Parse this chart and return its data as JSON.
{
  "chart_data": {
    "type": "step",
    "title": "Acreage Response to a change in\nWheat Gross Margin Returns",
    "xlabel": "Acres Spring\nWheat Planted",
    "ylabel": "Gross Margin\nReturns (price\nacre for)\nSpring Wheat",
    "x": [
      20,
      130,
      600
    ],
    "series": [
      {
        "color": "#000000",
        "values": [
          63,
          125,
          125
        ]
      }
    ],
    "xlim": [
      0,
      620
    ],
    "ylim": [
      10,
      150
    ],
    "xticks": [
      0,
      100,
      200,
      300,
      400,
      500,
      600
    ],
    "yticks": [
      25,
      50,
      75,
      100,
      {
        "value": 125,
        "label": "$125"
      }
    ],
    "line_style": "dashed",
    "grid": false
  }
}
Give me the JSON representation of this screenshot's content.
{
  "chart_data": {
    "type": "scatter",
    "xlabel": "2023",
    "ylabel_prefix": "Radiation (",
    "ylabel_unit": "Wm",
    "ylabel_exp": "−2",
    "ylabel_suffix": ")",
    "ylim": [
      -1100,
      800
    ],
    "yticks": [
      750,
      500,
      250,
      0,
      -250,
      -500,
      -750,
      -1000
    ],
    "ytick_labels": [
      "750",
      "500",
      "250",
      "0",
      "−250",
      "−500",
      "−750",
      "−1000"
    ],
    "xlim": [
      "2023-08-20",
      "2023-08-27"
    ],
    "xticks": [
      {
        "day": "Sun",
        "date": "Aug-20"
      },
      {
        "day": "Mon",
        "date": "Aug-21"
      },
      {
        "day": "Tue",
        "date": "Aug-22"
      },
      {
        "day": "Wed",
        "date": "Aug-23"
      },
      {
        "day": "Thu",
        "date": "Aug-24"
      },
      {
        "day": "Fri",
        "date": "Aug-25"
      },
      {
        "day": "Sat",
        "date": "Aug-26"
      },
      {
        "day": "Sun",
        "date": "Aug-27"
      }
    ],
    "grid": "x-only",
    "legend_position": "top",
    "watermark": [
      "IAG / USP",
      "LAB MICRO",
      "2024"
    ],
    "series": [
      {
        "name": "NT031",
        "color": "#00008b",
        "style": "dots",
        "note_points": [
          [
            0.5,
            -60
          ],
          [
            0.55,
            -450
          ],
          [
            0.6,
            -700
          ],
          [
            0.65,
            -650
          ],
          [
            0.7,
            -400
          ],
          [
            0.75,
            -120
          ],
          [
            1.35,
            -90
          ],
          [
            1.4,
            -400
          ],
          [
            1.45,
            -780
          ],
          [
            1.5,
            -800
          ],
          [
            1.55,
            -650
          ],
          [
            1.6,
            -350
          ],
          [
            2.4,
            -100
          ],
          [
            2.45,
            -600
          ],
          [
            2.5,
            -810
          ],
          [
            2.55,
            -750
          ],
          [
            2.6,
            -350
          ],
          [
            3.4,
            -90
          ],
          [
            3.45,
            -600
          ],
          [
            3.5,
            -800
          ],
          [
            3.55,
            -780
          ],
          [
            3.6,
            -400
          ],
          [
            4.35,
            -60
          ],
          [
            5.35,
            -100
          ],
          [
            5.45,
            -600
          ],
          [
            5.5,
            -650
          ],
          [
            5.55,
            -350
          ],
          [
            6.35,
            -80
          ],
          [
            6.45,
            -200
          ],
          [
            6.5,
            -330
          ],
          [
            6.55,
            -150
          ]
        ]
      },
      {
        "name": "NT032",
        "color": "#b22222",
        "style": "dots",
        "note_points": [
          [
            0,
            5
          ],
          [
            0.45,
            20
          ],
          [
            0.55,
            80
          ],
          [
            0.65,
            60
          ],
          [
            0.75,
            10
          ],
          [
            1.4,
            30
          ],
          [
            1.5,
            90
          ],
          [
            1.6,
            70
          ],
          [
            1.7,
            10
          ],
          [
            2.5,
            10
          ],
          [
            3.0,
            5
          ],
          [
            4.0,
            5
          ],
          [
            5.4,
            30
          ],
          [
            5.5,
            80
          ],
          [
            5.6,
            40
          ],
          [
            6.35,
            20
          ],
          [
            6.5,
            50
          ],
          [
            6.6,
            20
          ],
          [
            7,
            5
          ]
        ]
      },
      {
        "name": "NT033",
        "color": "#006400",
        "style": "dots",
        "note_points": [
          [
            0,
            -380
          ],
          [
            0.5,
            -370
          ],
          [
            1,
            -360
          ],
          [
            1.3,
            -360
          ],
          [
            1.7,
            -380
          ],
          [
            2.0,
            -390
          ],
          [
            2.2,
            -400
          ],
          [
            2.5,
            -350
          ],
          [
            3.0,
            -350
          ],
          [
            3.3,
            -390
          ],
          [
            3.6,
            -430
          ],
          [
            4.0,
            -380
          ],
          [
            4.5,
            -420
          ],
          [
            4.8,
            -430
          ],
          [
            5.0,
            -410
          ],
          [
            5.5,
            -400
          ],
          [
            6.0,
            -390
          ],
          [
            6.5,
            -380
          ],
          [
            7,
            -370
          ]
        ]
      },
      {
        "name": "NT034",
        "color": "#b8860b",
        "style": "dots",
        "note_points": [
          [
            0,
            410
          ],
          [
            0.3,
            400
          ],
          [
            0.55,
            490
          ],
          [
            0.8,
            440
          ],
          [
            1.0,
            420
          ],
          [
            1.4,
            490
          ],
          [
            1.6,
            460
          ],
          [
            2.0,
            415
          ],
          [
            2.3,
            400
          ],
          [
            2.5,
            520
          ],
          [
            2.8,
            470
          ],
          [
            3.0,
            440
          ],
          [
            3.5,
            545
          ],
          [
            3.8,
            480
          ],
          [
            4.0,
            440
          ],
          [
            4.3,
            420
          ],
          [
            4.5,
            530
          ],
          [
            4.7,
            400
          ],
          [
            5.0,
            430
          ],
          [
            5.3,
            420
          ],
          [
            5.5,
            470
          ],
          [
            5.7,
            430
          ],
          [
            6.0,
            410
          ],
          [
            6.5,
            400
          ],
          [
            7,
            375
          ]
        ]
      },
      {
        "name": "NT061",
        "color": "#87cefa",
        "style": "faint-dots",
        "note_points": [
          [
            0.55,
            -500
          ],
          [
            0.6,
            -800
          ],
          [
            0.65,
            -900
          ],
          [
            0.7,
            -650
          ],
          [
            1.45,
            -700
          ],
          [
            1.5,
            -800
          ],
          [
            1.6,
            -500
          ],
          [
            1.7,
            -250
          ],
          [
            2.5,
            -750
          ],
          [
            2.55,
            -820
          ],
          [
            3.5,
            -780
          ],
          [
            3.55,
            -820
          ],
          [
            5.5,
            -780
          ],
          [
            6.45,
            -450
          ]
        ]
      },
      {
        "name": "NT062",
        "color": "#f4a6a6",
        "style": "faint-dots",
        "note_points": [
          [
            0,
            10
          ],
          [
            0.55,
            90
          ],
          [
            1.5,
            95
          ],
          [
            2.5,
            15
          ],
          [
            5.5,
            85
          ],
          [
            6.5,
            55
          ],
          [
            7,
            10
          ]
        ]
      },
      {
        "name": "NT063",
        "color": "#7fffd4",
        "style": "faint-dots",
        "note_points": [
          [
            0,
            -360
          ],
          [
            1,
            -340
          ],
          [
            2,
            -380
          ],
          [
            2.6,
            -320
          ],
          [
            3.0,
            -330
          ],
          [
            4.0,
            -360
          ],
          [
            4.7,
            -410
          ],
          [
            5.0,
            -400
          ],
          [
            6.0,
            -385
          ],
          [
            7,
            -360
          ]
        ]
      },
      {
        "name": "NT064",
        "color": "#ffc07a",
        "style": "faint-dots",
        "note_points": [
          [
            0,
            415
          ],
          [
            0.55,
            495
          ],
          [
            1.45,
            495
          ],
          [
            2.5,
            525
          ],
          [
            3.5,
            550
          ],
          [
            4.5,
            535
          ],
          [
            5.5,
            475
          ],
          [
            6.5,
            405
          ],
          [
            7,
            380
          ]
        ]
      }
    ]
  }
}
---
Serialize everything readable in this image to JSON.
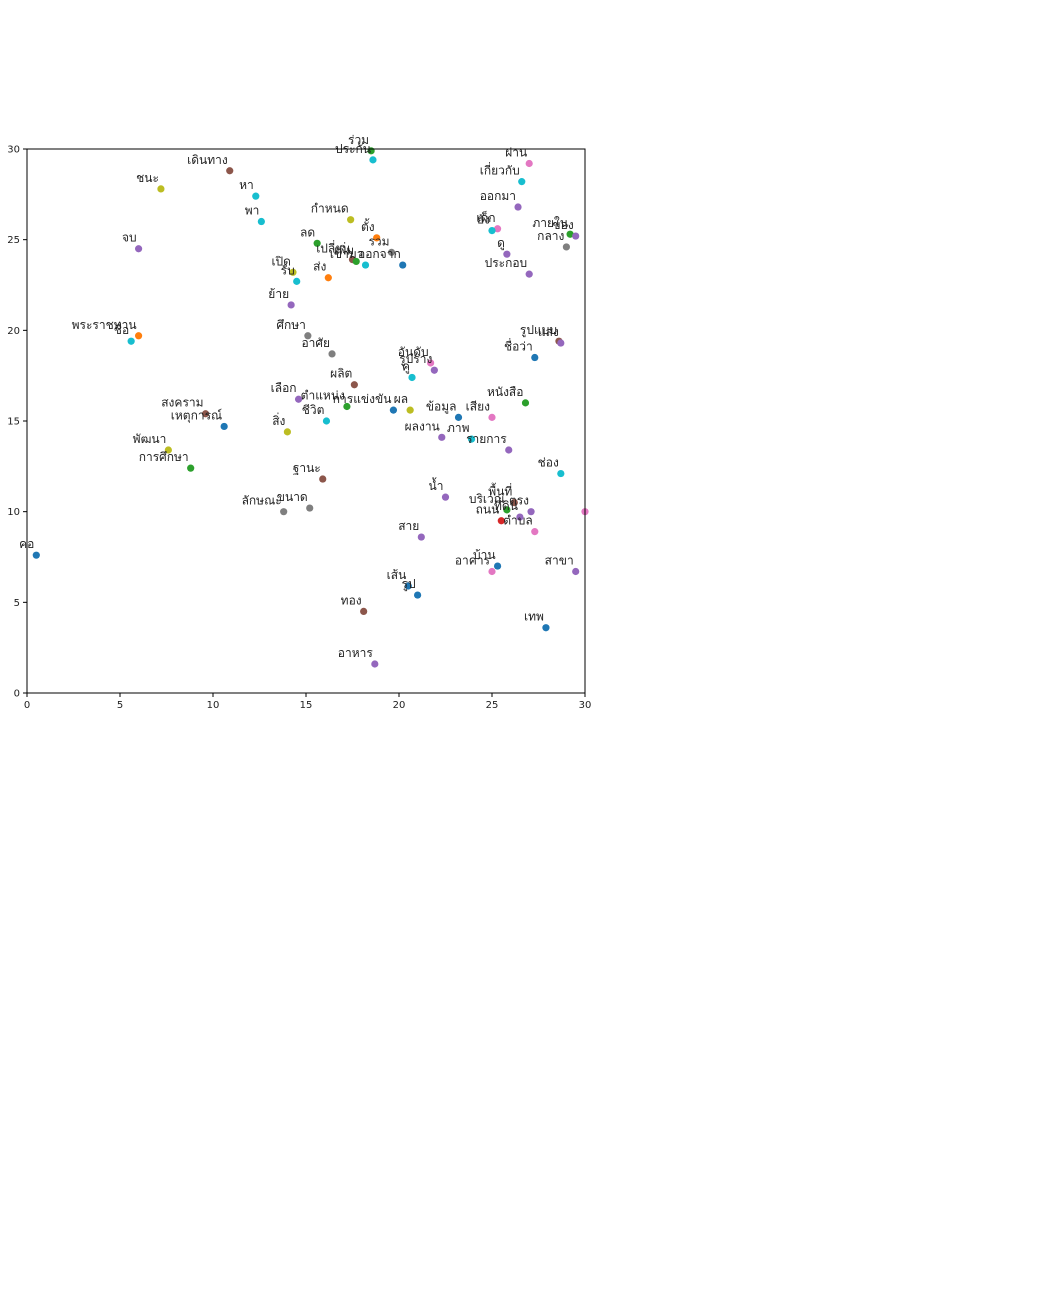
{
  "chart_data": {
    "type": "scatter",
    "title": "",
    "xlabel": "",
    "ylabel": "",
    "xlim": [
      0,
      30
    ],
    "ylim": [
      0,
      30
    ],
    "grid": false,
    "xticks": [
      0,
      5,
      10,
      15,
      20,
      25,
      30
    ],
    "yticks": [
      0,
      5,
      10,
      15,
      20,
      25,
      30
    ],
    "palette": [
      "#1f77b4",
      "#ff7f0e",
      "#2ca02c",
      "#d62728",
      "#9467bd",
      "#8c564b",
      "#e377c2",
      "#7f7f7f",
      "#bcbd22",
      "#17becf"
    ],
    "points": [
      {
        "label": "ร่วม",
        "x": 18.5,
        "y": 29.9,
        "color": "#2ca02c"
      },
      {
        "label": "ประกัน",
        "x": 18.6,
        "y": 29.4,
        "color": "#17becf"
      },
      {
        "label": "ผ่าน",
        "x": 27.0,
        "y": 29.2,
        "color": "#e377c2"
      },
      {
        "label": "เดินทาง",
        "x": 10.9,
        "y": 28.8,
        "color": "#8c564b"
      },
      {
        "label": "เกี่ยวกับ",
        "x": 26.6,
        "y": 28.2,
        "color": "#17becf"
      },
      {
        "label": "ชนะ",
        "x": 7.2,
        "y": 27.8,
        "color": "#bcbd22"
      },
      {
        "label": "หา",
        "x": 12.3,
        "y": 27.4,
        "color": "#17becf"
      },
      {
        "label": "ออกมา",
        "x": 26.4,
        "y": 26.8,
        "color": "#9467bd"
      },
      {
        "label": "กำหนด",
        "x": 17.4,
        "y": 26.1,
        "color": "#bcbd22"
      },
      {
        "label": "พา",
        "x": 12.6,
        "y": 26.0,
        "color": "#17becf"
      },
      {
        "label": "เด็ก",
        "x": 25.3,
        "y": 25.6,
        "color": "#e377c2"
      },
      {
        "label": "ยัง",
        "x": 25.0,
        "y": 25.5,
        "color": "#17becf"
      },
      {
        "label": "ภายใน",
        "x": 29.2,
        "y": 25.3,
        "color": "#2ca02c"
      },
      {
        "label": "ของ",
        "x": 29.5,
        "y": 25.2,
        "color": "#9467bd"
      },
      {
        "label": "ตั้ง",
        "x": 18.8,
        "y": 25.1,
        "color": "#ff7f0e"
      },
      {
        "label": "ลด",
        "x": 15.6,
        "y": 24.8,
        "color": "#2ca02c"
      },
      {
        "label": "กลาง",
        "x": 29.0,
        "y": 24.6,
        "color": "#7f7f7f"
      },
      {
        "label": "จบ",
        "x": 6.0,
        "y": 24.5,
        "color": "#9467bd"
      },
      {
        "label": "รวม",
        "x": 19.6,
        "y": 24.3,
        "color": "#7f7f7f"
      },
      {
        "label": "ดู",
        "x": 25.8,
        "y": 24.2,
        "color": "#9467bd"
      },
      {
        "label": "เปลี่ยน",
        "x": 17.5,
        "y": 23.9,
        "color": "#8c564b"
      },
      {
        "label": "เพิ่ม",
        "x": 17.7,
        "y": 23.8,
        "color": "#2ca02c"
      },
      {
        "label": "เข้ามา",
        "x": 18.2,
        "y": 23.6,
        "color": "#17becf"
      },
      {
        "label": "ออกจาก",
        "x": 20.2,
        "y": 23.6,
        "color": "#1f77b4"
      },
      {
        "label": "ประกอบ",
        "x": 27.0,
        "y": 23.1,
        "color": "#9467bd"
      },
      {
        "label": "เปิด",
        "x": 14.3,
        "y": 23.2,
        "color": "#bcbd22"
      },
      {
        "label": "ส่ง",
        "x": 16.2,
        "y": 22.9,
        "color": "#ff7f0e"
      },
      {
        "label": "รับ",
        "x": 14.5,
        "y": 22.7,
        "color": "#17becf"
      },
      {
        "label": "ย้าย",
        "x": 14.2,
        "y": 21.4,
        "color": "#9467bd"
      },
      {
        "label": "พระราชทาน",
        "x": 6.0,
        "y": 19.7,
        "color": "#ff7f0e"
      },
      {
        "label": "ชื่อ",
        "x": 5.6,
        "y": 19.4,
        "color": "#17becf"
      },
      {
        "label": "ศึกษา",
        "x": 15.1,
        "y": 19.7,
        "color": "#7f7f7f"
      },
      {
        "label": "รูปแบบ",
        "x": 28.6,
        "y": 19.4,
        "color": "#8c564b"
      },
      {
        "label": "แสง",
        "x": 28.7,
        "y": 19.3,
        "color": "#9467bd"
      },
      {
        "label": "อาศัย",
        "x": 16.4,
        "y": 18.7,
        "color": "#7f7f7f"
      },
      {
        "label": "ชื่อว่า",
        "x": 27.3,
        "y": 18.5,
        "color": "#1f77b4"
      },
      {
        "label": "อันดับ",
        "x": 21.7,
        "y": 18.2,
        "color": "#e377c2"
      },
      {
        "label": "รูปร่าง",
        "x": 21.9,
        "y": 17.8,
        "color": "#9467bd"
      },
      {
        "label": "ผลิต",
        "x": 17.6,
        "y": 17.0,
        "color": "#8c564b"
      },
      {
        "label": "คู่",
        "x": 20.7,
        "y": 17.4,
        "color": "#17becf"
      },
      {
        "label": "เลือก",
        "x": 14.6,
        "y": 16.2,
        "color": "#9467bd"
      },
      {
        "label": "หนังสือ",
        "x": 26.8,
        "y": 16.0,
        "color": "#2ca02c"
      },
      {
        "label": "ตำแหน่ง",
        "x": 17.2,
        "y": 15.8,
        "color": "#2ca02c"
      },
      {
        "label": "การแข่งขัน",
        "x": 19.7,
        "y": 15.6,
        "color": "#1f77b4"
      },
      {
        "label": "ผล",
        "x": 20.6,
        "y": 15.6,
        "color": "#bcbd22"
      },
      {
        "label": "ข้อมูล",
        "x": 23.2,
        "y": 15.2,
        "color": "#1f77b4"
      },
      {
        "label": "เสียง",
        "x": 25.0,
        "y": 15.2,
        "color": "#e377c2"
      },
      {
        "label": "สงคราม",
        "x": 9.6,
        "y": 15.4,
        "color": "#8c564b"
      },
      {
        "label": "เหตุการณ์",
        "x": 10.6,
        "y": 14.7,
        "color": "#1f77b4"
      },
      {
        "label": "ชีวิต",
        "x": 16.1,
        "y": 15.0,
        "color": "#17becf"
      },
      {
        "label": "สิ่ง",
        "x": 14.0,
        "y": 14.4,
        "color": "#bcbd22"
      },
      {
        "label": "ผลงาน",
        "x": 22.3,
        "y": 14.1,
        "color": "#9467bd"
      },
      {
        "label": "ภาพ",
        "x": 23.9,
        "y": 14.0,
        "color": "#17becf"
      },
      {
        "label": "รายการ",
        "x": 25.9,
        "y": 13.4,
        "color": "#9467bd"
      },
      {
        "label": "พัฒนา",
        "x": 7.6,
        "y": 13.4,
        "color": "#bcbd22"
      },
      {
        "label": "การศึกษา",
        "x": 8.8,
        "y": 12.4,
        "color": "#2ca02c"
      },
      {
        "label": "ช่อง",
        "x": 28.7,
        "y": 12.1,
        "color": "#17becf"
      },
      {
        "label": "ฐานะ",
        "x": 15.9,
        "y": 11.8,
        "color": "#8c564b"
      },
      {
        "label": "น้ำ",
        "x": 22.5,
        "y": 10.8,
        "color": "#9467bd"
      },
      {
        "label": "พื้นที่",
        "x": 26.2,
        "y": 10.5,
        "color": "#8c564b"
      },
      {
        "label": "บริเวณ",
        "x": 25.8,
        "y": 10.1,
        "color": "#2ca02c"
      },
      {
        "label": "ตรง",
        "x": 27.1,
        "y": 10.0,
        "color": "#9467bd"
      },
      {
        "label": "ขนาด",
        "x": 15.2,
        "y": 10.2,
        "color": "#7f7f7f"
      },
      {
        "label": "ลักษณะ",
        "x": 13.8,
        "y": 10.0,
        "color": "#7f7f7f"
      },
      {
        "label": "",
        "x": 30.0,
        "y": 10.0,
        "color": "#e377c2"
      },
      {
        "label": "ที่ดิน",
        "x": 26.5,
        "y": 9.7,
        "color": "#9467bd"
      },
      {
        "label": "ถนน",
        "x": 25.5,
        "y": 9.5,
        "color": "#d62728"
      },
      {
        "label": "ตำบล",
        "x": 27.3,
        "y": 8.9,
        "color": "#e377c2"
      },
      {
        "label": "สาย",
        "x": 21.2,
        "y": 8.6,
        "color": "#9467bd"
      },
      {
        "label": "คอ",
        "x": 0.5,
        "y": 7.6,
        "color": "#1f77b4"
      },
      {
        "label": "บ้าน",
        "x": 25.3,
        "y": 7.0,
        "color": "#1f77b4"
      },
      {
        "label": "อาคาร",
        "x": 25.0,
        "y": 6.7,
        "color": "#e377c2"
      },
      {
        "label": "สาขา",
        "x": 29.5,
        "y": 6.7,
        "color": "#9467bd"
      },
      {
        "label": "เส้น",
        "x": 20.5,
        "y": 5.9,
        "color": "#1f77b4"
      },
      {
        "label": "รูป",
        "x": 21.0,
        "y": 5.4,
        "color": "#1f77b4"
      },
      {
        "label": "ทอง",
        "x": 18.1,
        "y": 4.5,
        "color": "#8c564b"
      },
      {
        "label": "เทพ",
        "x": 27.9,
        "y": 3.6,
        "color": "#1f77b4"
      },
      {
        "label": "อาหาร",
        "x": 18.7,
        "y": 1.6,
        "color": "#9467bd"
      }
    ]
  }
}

## WHAT IS BEING ASKED
Scan the entries above for the word "xlabel" and collect each line holding it.

## TASK OUTPUT
    "xlabel": "Acres Spring\nWheat Planted",
    "xlabel": "2023",
    "xlabel": "",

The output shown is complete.